### TASK TO CARRY OUT
Pick out every line that holds the string "notons" and copy it.

Data records
* * *
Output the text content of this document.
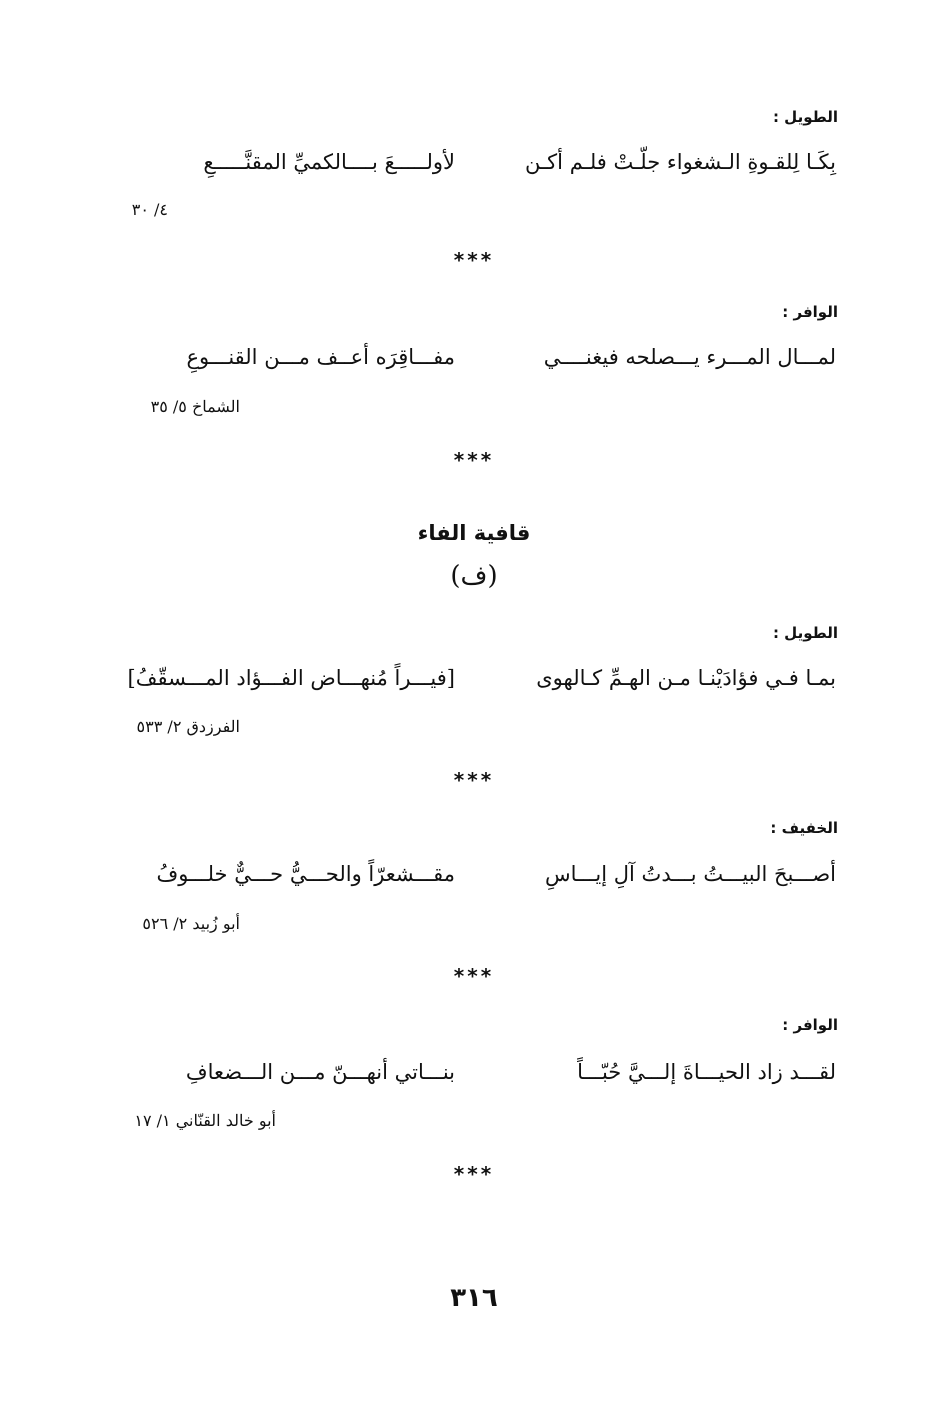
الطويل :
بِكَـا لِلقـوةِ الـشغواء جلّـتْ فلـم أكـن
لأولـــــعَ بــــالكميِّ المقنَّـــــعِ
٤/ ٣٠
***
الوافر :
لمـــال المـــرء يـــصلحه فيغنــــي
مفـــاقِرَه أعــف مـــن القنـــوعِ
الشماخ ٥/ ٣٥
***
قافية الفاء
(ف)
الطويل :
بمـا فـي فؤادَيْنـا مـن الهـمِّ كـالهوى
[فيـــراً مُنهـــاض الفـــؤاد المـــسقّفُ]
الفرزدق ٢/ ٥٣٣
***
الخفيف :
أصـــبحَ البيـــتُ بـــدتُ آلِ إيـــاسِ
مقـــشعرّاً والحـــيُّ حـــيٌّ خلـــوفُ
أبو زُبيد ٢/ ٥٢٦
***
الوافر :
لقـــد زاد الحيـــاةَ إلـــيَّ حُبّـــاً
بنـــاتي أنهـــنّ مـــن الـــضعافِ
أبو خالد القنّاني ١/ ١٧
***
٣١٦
* * *
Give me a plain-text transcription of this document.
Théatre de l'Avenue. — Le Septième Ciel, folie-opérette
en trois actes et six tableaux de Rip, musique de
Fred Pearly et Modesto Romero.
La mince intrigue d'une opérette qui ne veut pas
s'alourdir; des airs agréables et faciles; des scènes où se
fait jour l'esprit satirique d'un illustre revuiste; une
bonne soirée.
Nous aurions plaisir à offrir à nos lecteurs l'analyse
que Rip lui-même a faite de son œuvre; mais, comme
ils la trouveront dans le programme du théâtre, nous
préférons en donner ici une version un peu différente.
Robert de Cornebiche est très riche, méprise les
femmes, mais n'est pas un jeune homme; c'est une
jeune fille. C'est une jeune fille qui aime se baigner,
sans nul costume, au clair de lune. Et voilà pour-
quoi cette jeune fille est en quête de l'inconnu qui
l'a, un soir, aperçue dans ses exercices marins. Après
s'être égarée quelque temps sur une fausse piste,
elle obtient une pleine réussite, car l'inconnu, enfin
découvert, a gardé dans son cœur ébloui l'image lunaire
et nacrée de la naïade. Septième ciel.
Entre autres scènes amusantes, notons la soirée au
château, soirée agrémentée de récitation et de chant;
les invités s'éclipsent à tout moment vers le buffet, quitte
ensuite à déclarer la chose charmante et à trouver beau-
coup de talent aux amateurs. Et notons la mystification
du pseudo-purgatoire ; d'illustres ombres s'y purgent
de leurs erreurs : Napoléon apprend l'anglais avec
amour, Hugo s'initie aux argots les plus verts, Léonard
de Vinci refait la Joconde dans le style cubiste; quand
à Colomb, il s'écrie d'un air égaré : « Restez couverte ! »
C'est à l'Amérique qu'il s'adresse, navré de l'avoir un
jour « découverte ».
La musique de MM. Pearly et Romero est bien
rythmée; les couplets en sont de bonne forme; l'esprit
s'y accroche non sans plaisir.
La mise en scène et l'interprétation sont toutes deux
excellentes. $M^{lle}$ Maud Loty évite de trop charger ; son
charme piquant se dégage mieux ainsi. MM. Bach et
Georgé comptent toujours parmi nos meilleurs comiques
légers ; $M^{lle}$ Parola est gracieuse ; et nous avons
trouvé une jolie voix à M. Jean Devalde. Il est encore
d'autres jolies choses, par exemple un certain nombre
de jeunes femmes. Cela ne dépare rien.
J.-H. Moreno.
* * *
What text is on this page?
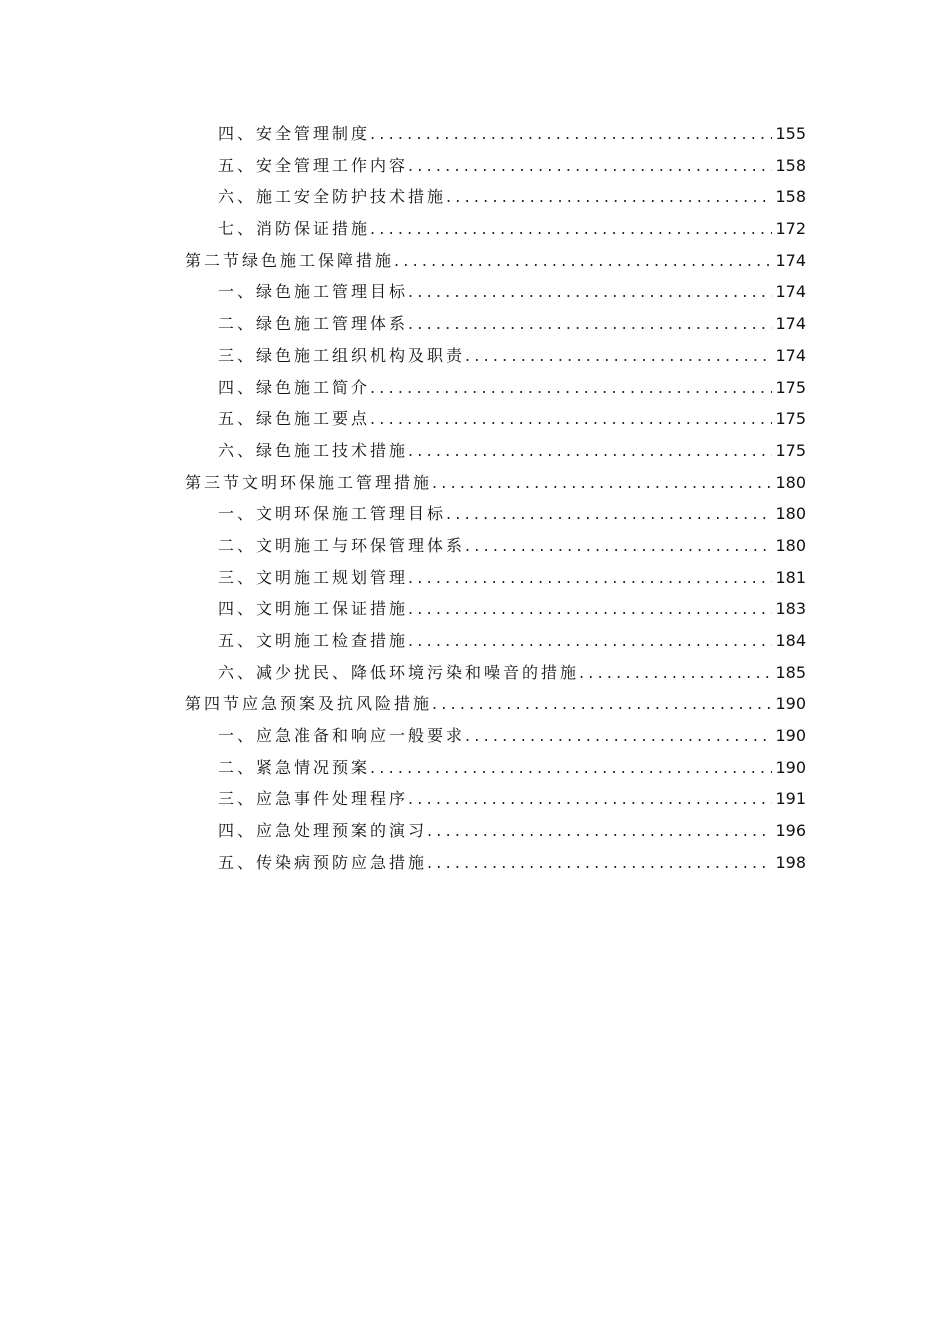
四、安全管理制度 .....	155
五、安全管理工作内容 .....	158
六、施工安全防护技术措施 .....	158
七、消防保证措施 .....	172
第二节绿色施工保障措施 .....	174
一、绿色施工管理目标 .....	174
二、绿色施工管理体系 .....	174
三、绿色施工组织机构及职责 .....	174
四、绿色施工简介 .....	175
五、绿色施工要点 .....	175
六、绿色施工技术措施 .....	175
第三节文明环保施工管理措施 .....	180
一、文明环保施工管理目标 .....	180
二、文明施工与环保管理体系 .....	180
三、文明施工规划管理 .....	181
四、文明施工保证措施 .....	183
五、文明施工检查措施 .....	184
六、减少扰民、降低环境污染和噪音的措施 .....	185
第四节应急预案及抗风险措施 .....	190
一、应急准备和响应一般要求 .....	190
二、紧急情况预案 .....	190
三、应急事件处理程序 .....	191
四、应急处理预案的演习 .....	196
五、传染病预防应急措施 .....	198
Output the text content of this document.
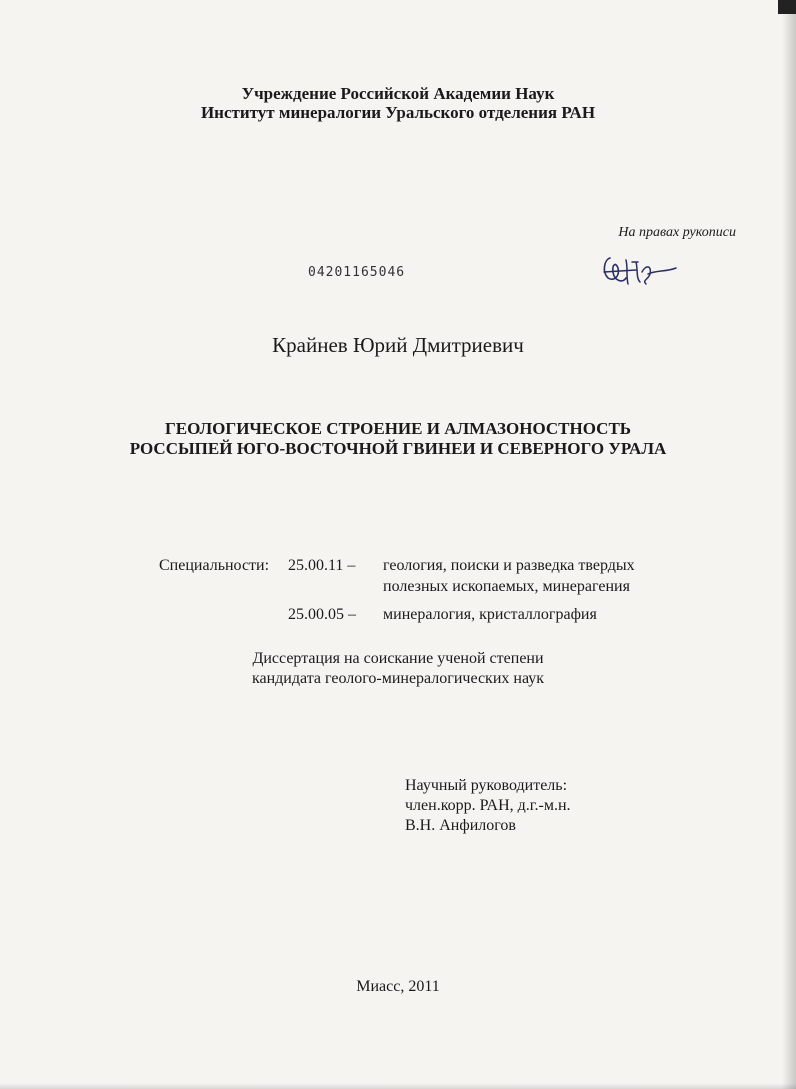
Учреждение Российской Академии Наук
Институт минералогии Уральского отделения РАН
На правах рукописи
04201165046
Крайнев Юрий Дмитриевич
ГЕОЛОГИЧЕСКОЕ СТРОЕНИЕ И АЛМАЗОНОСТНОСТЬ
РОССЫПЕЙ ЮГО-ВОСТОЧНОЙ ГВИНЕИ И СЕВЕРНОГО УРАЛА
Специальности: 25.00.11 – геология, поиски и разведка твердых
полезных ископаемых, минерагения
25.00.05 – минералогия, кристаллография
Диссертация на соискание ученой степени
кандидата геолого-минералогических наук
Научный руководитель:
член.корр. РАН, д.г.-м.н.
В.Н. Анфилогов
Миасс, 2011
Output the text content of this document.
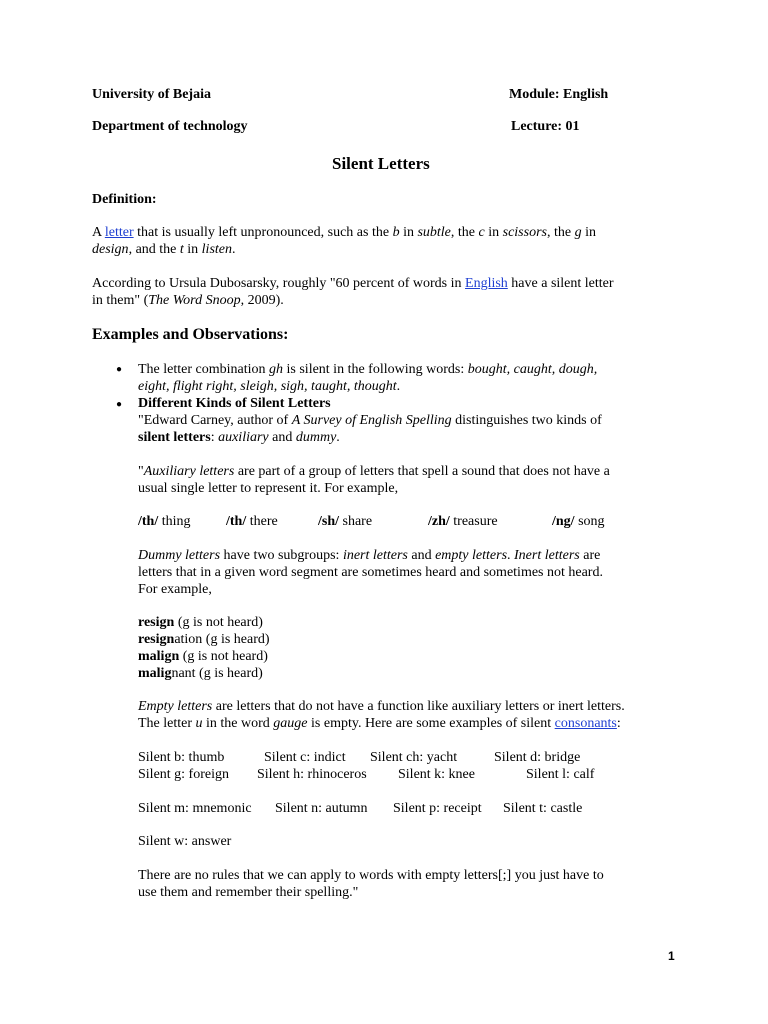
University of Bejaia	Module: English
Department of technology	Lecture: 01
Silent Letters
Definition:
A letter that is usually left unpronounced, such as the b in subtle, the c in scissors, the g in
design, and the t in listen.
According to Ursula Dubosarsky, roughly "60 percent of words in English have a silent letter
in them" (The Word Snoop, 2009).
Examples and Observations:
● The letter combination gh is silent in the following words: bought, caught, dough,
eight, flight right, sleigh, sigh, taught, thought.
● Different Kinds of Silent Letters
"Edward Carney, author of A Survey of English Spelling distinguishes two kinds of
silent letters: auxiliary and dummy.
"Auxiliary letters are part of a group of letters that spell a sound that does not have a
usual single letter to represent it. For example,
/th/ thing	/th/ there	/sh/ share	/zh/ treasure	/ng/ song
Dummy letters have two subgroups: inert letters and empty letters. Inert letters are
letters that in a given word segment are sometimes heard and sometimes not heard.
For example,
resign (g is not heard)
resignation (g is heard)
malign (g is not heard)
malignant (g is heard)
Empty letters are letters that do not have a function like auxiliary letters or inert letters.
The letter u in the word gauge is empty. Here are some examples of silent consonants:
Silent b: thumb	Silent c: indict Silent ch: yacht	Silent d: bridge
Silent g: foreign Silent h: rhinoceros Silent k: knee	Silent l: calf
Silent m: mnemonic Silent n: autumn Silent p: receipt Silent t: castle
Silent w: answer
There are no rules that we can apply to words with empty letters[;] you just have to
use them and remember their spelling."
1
* * *
### ANSWER IN FULL
Entre autres scènes amusantes, notons la soirée au
coup de talent aux amateurs. Et notons la mystification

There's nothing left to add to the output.